* **Challenge**:
Copy all lines below exactly as written. Leave pictures out.

* **Data records**:
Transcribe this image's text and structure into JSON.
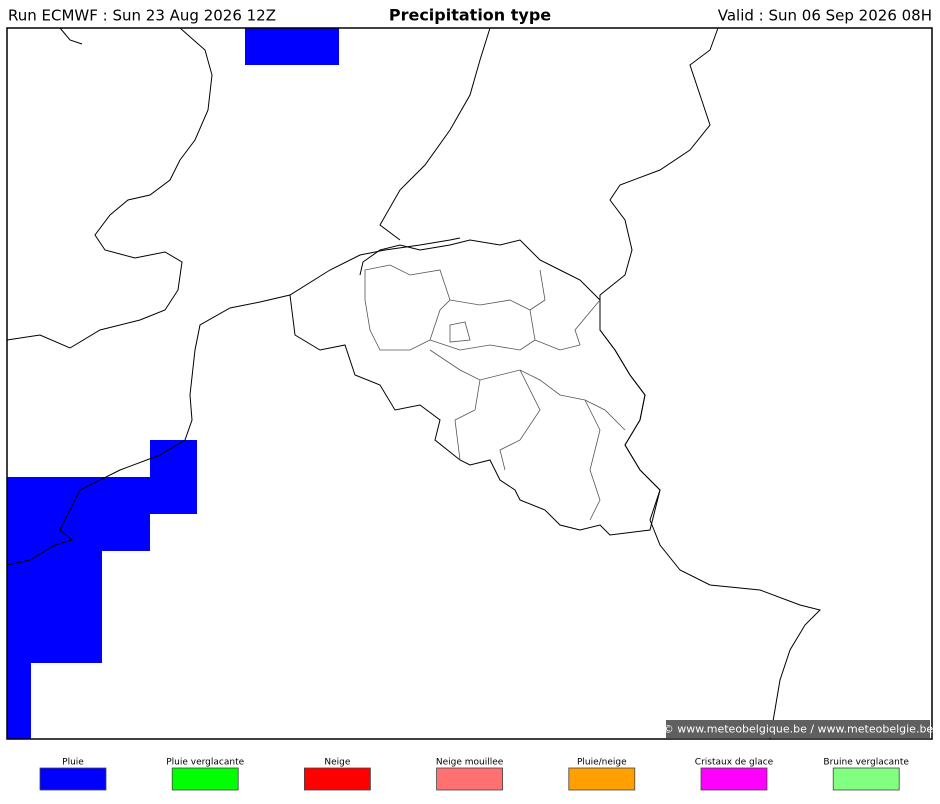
{
  "header": {
    "run": "Run ECMWF : Sun 23 Aug 2026 12Z",
    "title": "Precipitation type",
    "valid": "Valid : Sun 06 Sep 2026 08H"
  },
  "watermark": "© www.meteobelgique.be / www.meteobelgie.be",
  "legend": [
    {
      "label": "Pluie",
      "color": "#0000ff"
    },
    {
      "label": "Pluie verglacante",
      "color": "#00ff00"
    },
    {
      "label": "Neige",
      "color": "#ff0000"
    },
    {
      "label": "Neige mouillee",
      "color": "#ff7070"
    },
    {
      "label": "Pluie/neige",
      "color": "#ffa000"
    },
    {
      "label": "Cristaux de glace",
      "color": "#ff00ff"
    },
    {
      "label": "Bruine verglacante",
      "color": "#80ff80"
    }
  ]
}
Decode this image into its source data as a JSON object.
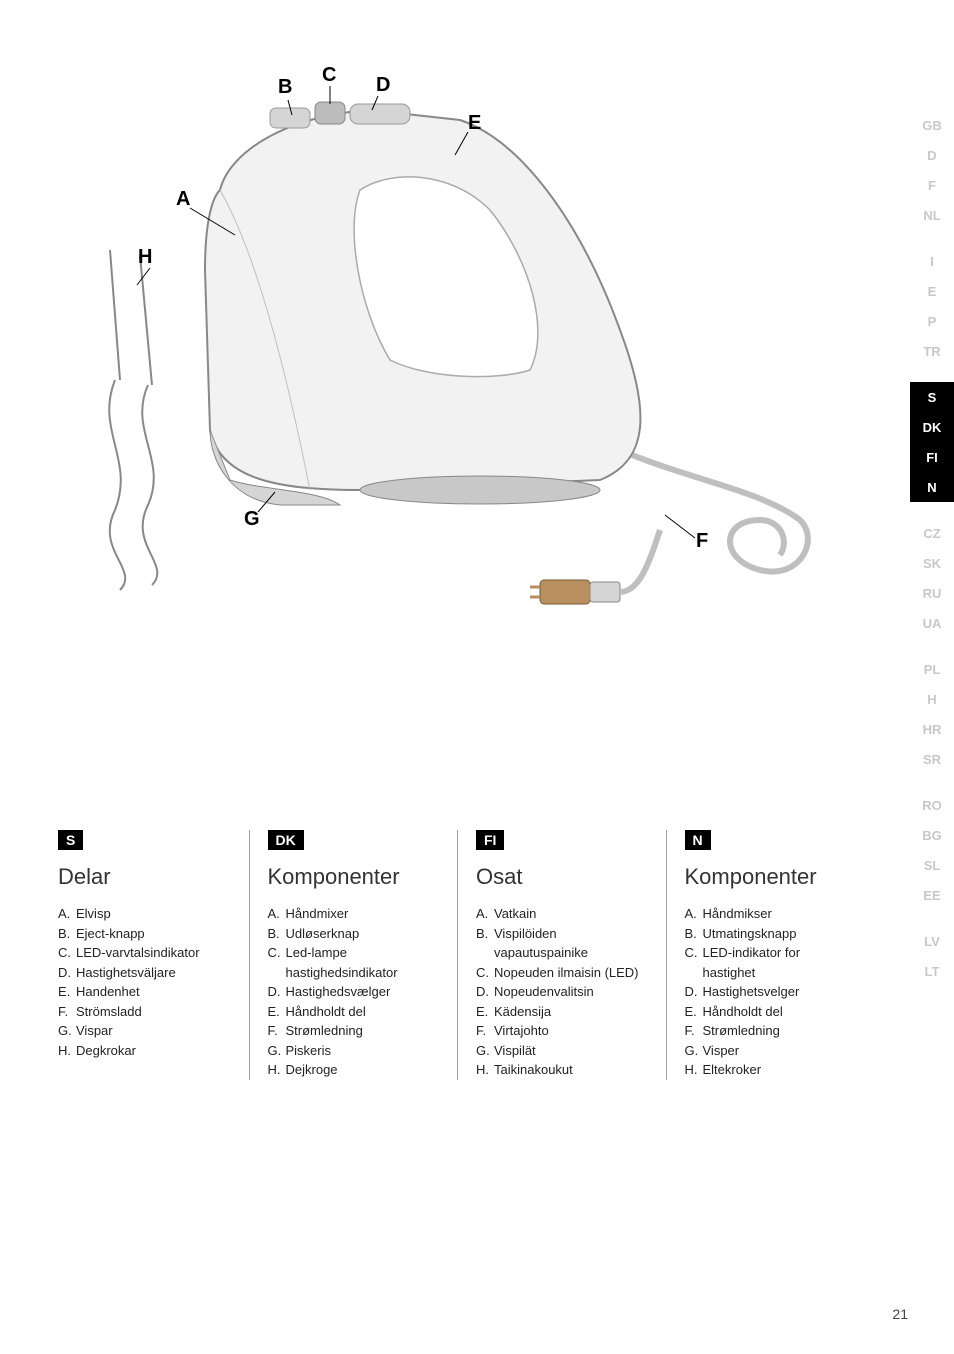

* **Task answer**:
Transcribe this image's text and structure into JSON.
{
  "header": {
    "run": "Run ECMWF : Sun 23 Aug 2026 12Z",
    "title": "Precipitation type",
    "valid": "Valid : Sun 06 Sep 2026 08H"
  },
  "watermark": "© www.meteobelgique.be / www.meteobelgie.be",
  "legend": [
    {
      "label": "Pluie",
      "color": "#0000ff"
    },
    {
      "label": "Pluie verglacante",
      "color": "#00ff00"
    },
    {
      "label": "Neige",
      "color": "#ff0000"
    },
    {
      "label": "Neige mouillee",
      "color": "#ff7070"
    },
    {
      "label": "Pluie/neige",
      "color": "#ffa000"
    },
    {
      "label": "Cristaux de glace",
      "color": "#ff00ff"
    },
    {
      "label": "Bruine verglacante",
      "color": "#80ff80"
    }
  ]
}
Decode this image into its source data as a JSON object.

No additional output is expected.